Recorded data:
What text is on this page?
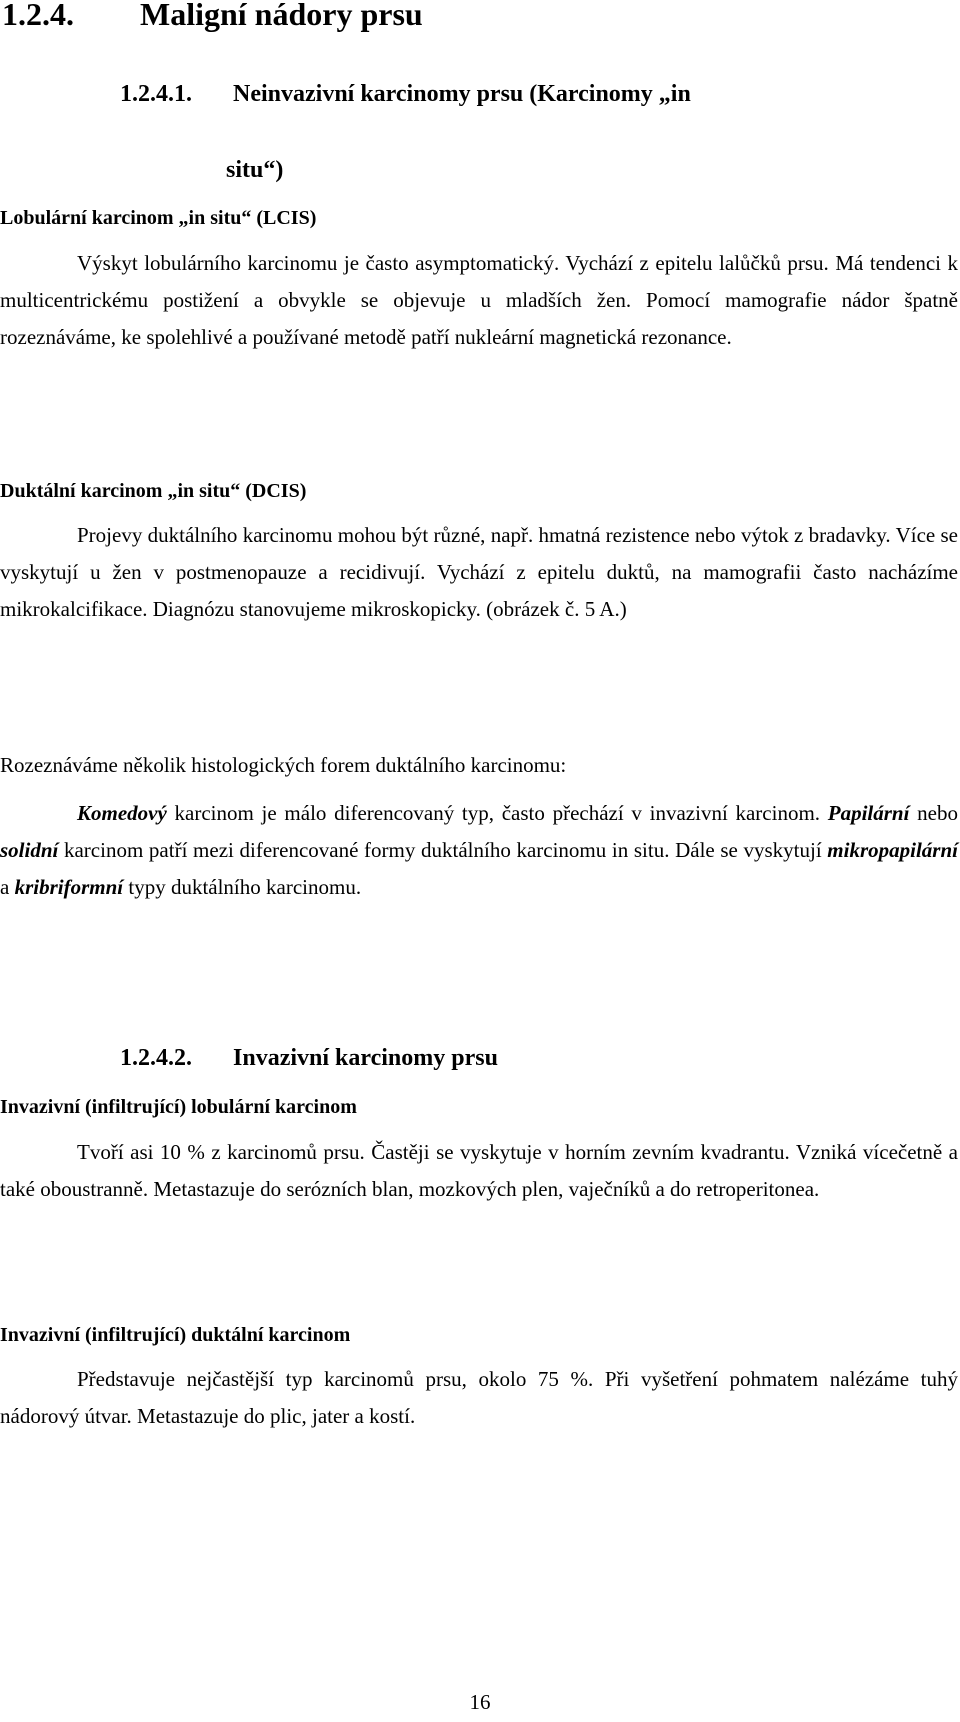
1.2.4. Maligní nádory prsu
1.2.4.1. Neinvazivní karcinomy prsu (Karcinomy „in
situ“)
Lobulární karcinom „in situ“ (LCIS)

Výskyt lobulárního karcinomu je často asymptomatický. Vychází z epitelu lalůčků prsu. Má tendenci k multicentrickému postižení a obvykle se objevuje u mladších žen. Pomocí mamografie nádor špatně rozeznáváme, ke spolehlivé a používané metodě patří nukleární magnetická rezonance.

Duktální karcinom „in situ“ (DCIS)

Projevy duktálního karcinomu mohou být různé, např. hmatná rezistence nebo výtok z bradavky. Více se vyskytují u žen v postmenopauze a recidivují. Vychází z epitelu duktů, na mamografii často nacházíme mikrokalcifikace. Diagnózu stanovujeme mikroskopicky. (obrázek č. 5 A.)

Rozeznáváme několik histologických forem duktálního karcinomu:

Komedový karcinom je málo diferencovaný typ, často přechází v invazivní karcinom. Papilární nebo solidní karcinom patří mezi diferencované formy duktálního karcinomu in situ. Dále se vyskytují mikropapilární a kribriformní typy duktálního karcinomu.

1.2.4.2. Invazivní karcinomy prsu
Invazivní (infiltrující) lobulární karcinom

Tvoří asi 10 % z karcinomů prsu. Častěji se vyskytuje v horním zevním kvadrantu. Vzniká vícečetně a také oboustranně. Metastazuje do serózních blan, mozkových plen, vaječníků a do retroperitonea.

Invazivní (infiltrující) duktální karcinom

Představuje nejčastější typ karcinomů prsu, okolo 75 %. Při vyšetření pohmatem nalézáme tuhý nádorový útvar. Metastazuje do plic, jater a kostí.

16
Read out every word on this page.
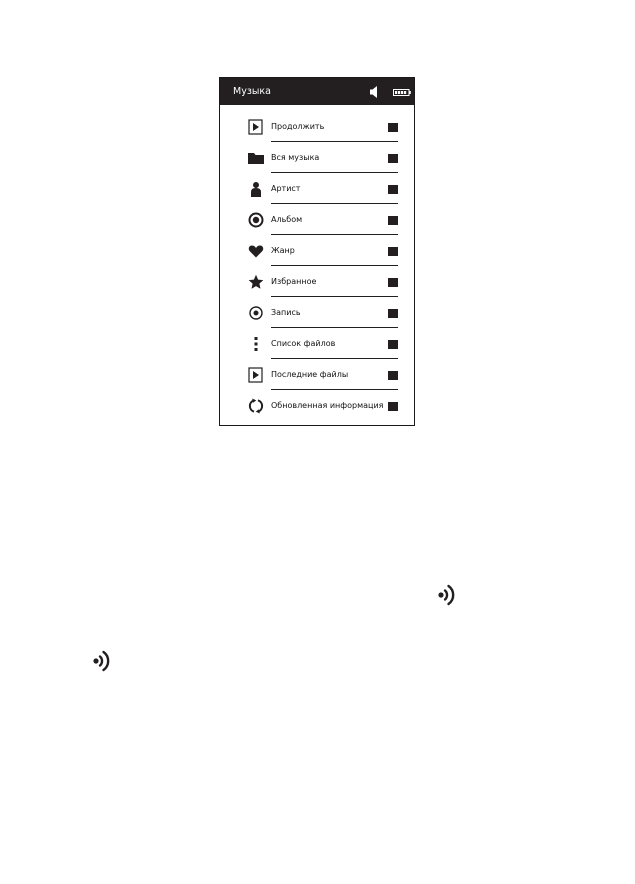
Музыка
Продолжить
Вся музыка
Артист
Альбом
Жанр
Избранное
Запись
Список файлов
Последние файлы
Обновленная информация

• _Short task_: Extract, character for character, every line from the one that holds "Read out every word on this page." through the end of the entries above. Include both boundary lines and no pictures.

• _Exercise output_:
Read out every word on this page.
Музыка
Продолжить
Вся музыка
Артист
Альбом
Жанр
Избранное
Запись
Список файлов
Последние файлы
Обновленная информация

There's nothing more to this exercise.